**Task input:**

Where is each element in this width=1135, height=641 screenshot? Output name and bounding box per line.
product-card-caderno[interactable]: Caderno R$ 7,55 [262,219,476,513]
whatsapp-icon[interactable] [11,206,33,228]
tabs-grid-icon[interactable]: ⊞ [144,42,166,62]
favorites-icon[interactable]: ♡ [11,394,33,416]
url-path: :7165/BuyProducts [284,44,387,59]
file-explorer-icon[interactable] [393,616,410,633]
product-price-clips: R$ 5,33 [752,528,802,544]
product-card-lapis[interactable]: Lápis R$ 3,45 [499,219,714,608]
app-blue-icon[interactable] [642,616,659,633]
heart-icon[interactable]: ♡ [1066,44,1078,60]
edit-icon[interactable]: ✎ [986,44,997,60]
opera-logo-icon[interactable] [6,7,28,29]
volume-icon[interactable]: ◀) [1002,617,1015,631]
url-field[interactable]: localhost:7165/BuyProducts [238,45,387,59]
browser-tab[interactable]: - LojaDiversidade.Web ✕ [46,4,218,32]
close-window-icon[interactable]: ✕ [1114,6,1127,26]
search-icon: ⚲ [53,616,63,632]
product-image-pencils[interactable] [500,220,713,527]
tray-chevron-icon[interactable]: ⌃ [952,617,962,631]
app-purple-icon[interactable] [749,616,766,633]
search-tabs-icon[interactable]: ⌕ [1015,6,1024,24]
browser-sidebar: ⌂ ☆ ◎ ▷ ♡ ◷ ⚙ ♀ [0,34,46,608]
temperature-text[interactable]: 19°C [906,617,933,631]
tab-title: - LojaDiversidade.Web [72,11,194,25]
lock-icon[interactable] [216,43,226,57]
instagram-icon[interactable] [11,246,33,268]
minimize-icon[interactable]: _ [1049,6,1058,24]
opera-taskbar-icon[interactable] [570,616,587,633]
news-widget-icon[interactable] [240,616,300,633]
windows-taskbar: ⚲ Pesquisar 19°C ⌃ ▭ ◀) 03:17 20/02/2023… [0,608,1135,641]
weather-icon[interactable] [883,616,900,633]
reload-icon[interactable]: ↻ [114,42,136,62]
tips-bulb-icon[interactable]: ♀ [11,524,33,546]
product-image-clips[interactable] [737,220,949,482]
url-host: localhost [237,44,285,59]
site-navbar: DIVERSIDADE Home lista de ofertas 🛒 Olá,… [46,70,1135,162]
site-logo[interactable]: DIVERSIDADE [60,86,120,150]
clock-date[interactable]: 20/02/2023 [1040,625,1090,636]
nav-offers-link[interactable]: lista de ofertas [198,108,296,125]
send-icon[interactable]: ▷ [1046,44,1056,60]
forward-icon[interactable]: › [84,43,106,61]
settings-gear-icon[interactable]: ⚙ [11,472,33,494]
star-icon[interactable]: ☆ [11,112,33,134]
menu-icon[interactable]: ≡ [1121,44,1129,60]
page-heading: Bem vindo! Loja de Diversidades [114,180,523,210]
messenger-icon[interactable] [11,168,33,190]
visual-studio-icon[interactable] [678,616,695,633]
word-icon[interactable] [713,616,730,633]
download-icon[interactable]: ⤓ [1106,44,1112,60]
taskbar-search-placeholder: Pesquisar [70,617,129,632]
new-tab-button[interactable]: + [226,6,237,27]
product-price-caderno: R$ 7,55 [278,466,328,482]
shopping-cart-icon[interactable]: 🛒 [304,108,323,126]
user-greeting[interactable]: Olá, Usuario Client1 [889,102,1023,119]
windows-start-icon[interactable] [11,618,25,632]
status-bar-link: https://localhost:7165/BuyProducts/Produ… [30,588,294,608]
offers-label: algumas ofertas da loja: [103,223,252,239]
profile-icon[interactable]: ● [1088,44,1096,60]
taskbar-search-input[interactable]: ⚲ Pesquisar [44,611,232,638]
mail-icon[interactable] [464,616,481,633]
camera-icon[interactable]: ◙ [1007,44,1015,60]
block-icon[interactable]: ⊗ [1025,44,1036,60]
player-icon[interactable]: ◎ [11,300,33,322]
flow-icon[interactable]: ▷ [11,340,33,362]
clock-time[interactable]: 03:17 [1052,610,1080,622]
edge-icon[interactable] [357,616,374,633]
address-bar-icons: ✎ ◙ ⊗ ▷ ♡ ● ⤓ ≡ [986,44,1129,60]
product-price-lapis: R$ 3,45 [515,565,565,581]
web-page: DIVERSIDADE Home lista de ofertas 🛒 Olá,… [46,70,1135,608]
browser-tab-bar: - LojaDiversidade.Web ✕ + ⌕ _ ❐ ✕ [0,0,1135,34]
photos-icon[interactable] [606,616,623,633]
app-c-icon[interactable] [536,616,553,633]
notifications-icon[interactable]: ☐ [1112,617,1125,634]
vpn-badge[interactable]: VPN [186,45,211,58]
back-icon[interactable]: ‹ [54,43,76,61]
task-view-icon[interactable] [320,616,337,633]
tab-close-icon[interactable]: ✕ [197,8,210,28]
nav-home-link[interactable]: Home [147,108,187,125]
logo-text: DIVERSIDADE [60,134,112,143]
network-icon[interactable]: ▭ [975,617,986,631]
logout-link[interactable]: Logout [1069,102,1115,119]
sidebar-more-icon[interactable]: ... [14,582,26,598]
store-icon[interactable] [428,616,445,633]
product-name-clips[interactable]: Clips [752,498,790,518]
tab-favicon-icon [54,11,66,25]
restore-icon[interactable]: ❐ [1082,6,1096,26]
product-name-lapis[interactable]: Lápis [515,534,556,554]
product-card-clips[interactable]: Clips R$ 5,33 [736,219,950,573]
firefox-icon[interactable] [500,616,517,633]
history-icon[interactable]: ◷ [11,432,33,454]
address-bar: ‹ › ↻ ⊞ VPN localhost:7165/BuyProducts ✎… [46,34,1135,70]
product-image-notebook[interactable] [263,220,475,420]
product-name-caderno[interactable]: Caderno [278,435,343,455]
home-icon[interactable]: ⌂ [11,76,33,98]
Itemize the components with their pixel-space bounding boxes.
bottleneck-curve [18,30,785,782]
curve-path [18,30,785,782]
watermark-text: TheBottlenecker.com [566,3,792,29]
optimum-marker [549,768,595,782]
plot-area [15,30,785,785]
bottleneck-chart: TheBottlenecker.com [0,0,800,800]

**Your task:** Copy all of the data above line for line, changing nothing.

**Final result:**
Where is each element in this width=1135, height=641 screenshot? Output name and bounding box per line.
product-card-caderno[interactable]: Caderno R$ 7,55 [262,219,476,513]
whatsapp-icon[interactable] [11,206,33,228]
tabs-grid-icon[interactable]: ⊞ [144,42,166,62]
favorites-icon[interactable]: ♡ [11,394,33,416]
url-path: :7165/BuyProducts [284,44,387,59]
file-explorer-icon[interactable] [393,616,410,633]
product-price-clips: R$ 5,33 [752,528,802,544]
product-card-lapis[interactable]: Lápis R$ 3,45 [499,219,714,608]
app-blue-icon[interactable] [642,616,659,633]
heart-icon[interactable]: ♡ [1066,44,1078,60]
edit-icon[interactable]: ✎ [986,44,997,60]
opera-logo-icon[interactable] [6,7,28,29]
volume-icon[interactable]: ◀) [1002,617,1015,631]
url-field[interactable]: localhost:7165/BuyProducts [238,45,387,59]
browser-tab[interactable]: - LojaDiversidade.Web ✕ [46,4,218,32]
close-window-icon[interactable]: ✕ [1114,6,1127,26]
search-icon: ⚲ [53,616,63,632]
product-image-pencils[interactable] [500,220,713,527]
tray-chevron-icon[interactable]: ⌃ [952,617,962,631]
app-purple-icon[interactable] [749,616,766,633]
search-tabs-icon[interactable]: ⌕ [1015,6,1024,24]
browser-sidebar: ⌂ ☆ ◎ ▷ ♡ ◷ ⚙ ♀ [0,34,46,608]
temperature-text[interactable]: 19°C [906,617,933,631]
tab-title: - LojaDiversidade.Web [72,11,194,25]
lock-icon[interactable] [216,43,226,57]
instagram-icon[interactable] [11,246,33,268]
minimize-icon[interactable]: _ [1049,6,1058,24]
opera-taskbar-icon[interactable] [570,616,587,633]
news-widget-icon[interactable] [240,616,300,633]
windows-taskbar: ⚲ Pesquisar 19°C ⌃ ▭ ◀) 03:17 20/02/2023… [0,608,1135,641]
weather-icon[interactable] [883,616,900,633]
reload-icon[interactable]: ↻ [114,42,136,62]
tips-bulb-icon[interactable]: ♀ [11,524,33,546]
product-image-clips[interactable] [737,220,949,482]
url-host: localhost [237,44,285,59]
site-navbar: DIVERSIDADE Home lista de ofertas 🛒 Olá,… [46,70,1135,162]
site-logo[interactable]: DIVERSIDADE [60,86,120,150]
clock-date[interactable]: 20/02/2023 [1040,625,1090,636]
nav-offers-link[interactable]: lista de ofertas [198,108,296,125]
send-icon[interactable]: ▷ [1046,44,1056,60]
forward-icon[interactable]: › [84,43,106,61]
settings-gear-icon[interactable]: ⚙ [11,472,33,494]
star-icon[interactable]: ☆ [11,112,33,134]
menu-icon[interactable]: ≡ [1121,44,1129,60]
page-heading: Bem vindo! Loja de Diversidades [114,180,523,210]
messenger-icon[interactable] [11,168,33,190]
visual-studio-icon[interactable] [678,616,695,633]
word-icon[interactable] [713,616,730,633]
download-icon[interactable]: ⤓ [1106,44,1112,60]
taskbar-search-placeholder: Pesquisar [70,617,129,632]
new-tab-button[interactable]: + [226,6,237,27]
product-price-caderno: R$ 7,55 [278,466,328,482]
shopping-cart-icon[interactable]: 🛒 [304,108,323,126]
user-greeting[interactable]: Olá, Usuario Client1 [889,102,1023,119]
windows-start-icon[interactable] [11,618,25,632]
status-bar-link: https://localhost:7165/BuyProducts/Produ… [30,588,294,608]
offers-label: algumas ofertas da loja: [103,223,252,239]
profile-icon[interactable]: ● [1088,44,1096,60]
taskbar-search-input[interactable]: ⚲ Pesquisar [44,611,232,638]
mail-icon[interactable] [464,616,481,633]
camera-icon[interactable]: ◙ [1007,44,1015,60]
block-icon[interactable]: ⊗ [1025,44,1036,60]
player-icon[interactable]: ◎ [11,300,33,322]
flow-icon[interactable]: ▷ [11,340,33,362]
clock-time[interactable]: 03:17 [1052,610,1080,622]
edge-icon[interactable] [357,616,374,633]
address-bar-icons: ✎ ◙ ⊗ ▷ ♡ ● ⤓ ≡ [986,44,1129,60]
product-price-lapis: R$ 3,45 [515,565,565,581]
web-page: DIVERSIDADE Home lista de ofertas 🛒 Olá,… [46,70,1135,608]
browser-tab-bar: - LojaDiversidade.Web ✕ + ⌕ _ ❐ ✕ [0,0,1135,34]
photos-icon[interactable] [606,616,623,633]
app-c-icon[interactable] [536,616,553,633]
notifications-icon[interactable]: ☐ [1112,617,1125,634]
vpn-badge[interactable]: VPN [186,45,211,58]
back-icon[interactable]: ‹ [54,43,76,61]
task-view-icon[interactable] [320,616,337,633]
tab-close-icon[interactable]: ✕ [197,8,210,28]
nav-home-link[interactable]: Home [147,108,187,125]
logo-text: DIVERSIDADE [60,134,112,143]
network-icon[interactable]: ▭ [975,617,986,631]
logout-link[interactable]: Logout [1069,102,1115,119]
sidebar-more-icon[interactable]: ... [14,582,26,598]
store-icon[interactable] [428,616,445,633]
product-name-clips[interactable]: Clips [752,498,790,518]
tab-favicon-icon [54,11,66,25]
restore-icon[interactable]: ❐ [1082,6,1096,26]
product-name-lapis[interactable]: Lápis [515,534,556,554]
product-card-clips[interactable]: Clips R$ 5,33 [736,219,950,573]
firefox-icon[interactable] [500,616,517,633]
history-icon[interactable]: ◷ [11,432,33,454]
address-bar: ‹ › ↻ ⊞ VPN localhost:7165/BuyProducts ✎… [46,34,1135,70]
product-image-notebook[interactable] [263,220,475,420]
product-name-caderno[interactable]: Caderno [278,435,343,455]
home-icon[interactable]: ⌂ [11,76,33,98]
Itemize the components with their pixel-space bounding boxes.
bottleneck-curve [18,30,785,782]
curve-path [18,30,785,782]
watermark-text: TheBottlenecker.com [566,3,792,29]
optimum-marker [549,768,595,782]
plot-area [15,30,785,785]
bottleneck-chart: TheBottlenecker.com [0,0,800,800]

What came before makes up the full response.